▸ **What the task asks**: Give every line from the entries that contains "between".

▸ **Provided records**:
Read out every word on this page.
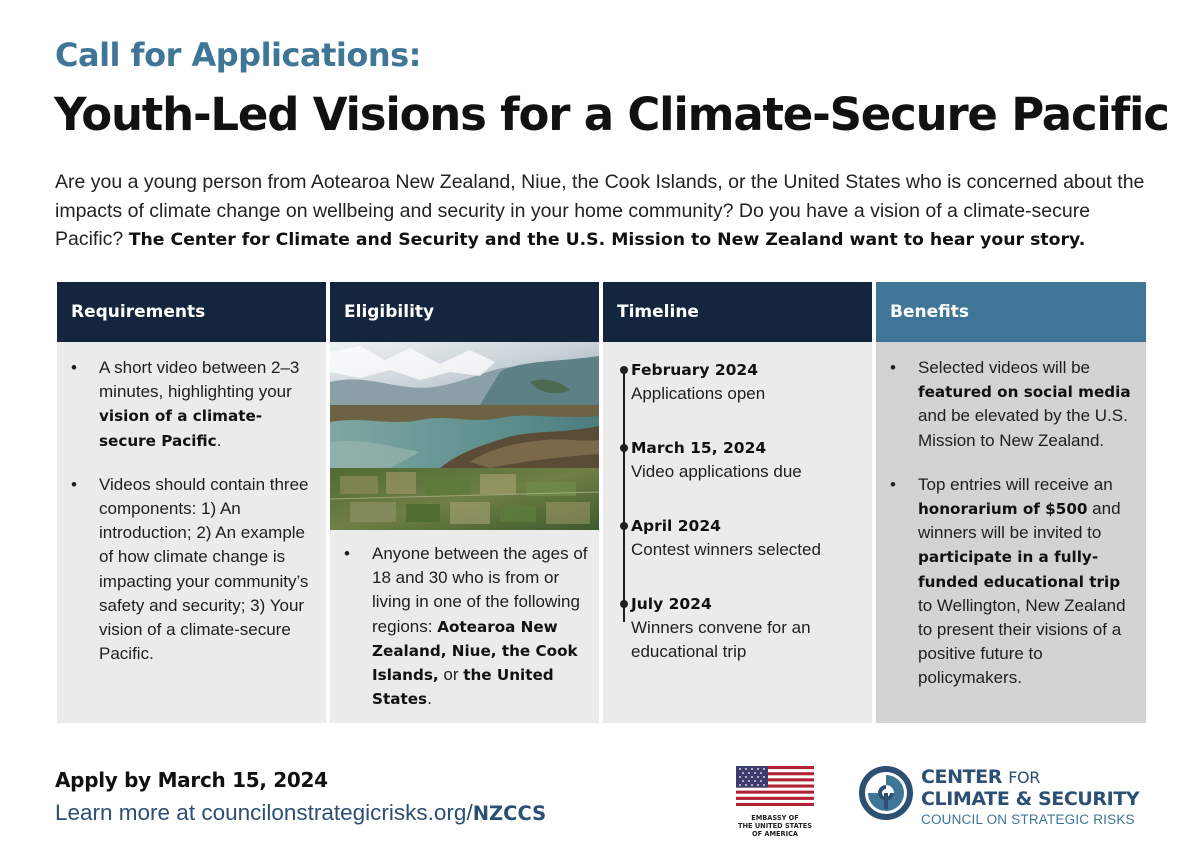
Call for Applications:
Youth-Led Visions for a Climate-Secure Pacific

Are you a young person from Aotearoa New Zealand, Niue, the Cook Islands, or the United States who is concerned about the impacts of climate change on wellbeing and security in your home community? Do you have a vision of a climate-secure Pacific? The Center for Climate and Security and the U.S. Mission to New Zealand want to hear your story.

Requirements
• A short video between 2–3 minutes, highlighting your vision of a climate-secure Pacific.
• Videos should contain three components: 1) An introduction; 2) An example of how climate change is impacting your community’s safety and security; 3) Your vision of a climate-secure Pacific.
Eligibility
• Anyone between the ages of 18 and 30 who is from or living in one of the following regions: Aotearoa New Zealand, Niue, the Cook Islands, or the United States.
Timeline
February 2024
Applications open
March 15, 2024
Video applications due
April 2024
Contest winners selected
July 2024
Winners convene for an educational trip
Benefits
• Selected videos will be featured on social media and be elevated by the U.S. Mission to New Zealand.
• Top entries will receive an honorarium of $500 and winners will be invited to participate in a fully-funded educational trip to Wellington, New Zealand to present their visions of a positive future to policymakers.
Apply by March 15, 2024
Learn more at councilonstrategicrisks.org/NZCCS	EMBASSY OF
THE UNITED STATES
OF AMERICA
CENTER FOR
CLIMATE & SECURITY
COUNCIL ON STRATEGIC RISKS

▸ **Problem solution**:
• A short video between 2–3 minutes, highlighting your vision of a climate-secure Pacific.
• Anyone between the ages of 18 and 30 who is from or living in one of the following regions: Aotearoa New Zealand, Niue, the Cook Islands, or the United States.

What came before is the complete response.